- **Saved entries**
• • •
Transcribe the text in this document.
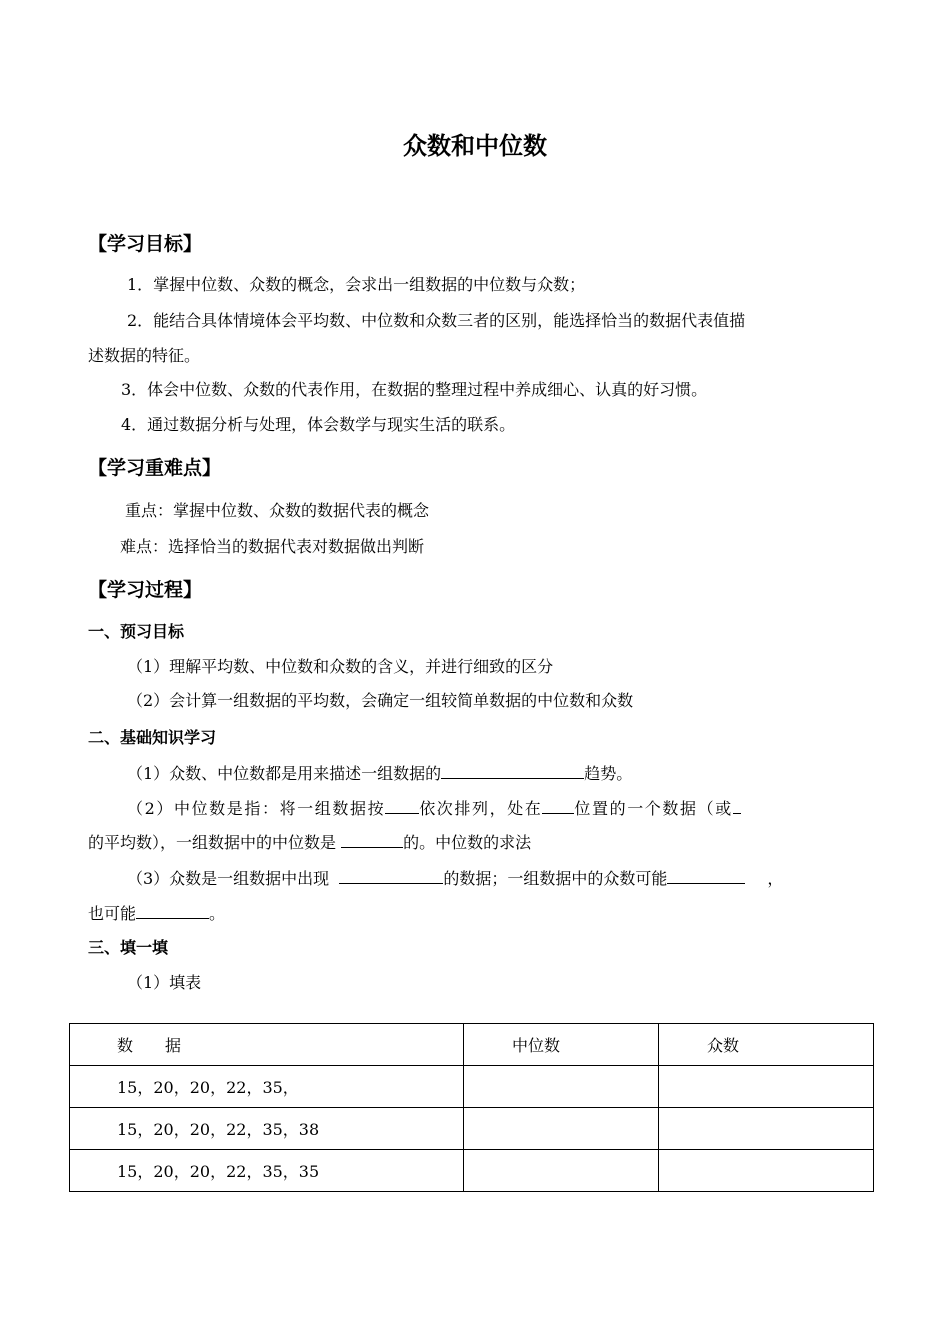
众数和中位数
【学习目标】
1．掌握中位数、众数的概念，会求出一组数据的中位数与众数；
2．能结合具体情境体会平均数、中位数和众数三者的区别，能选择恰当的数据代表值描
述数据的特征。
3．体会中位数、众数的代表作用，在数据的整理过程中养成细心、认真的好习惯。
4．通过数据分析与处理，体会数学与现实生活的联系。
【学习重难点】
重点：掌握中位数、众数的数据代表的概念
难点：选择恰当的数据代表对数据做出判断
【学习过程】
一、预习目标
（1）理解平均数、中位数和众数的含义，并进行细致的区分
（2）会计算一组数据的平均数，会确定一组较简单数据的中位数和众数
二、基础知识学习
（1）众数、中位数都是用来描述一组数据的	趋势。
（2）中位数是指：将一组数据按 依次排列，处在 位置的一个数据（或
的平均数），一组数据中的中位数是	的。中位数的求法
（3）众数是一组数据中出现	的数据；一组数据中的众数可能	，
也可能	。
三、填一填
（1）填表
数　　据	中位数	众数
15，20，20，22，35，		
15，20，20，22，35，38		
15，20，20，22，35，35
• • •
- **REQUEST**
Copy, from the material, each line that holds the string "掌握中位数".

- **OUTPUT**
1．掌握中位数、众数的概念，会求出一组数据的中位数与众数；
重点：掌握中位数、众数的数据代表的概念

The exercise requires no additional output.